Among these lines, how many include "written"? Answer only with the number.
________________
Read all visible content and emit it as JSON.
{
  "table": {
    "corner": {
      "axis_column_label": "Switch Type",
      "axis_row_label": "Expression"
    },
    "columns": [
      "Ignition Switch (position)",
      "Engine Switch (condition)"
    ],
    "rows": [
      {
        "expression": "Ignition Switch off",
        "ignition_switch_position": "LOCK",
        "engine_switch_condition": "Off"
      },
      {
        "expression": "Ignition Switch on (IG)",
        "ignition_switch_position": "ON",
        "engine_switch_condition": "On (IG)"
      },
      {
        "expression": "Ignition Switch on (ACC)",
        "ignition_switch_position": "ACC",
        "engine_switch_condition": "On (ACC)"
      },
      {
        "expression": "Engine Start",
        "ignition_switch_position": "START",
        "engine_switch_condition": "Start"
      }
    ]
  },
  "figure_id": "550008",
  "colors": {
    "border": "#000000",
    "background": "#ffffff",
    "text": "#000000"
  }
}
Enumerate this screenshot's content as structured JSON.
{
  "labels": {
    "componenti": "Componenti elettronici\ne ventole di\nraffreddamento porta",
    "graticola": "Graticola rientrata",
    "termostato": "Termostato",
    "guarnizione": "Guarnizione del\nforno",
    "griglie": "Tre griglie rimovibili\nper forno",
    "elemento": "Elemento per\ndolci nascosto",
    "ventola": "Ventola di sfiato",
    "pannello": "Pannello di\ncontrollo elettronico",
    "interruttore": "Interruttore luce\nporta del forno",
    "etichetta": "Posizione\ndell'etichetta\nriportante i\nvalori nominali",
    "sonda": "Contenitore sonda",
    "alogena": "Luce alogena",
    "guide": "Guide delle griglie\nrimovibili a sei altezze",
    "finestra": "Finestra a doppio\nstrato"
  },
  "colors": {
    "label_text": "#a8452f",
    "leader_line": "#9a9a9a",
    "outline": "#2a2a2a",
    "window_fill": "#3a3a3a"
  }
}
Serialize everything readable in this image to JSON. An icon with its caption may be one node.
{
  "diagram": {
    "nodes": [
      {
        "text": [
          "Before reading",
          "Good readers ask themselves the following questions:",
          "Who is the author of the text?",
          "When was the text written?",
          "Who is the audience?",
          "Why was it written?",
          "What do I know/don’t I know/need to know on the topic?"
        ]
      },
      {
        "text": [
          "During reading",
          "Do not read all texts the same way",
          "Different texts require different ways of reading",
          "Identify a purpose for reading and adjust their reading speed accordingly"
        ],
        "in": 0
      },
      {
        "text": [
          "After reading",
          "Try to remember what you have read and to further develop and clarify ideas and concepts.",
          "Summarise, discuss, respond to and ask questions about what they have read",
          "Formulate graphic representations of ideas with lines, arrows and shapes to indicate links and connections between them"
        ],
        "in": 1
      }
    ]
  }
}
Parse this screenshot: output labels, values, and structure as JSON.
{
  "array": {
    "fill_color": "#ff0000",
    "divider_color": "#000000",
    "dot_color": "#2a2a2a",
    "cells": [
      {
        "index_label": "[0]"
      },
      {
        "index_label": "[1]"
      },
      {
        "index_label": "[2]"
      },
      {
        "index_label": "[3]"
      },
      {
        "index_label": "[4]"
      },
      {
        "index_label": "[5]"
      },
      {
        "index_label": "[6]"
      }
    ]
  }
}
________________
== Exercise output ==
2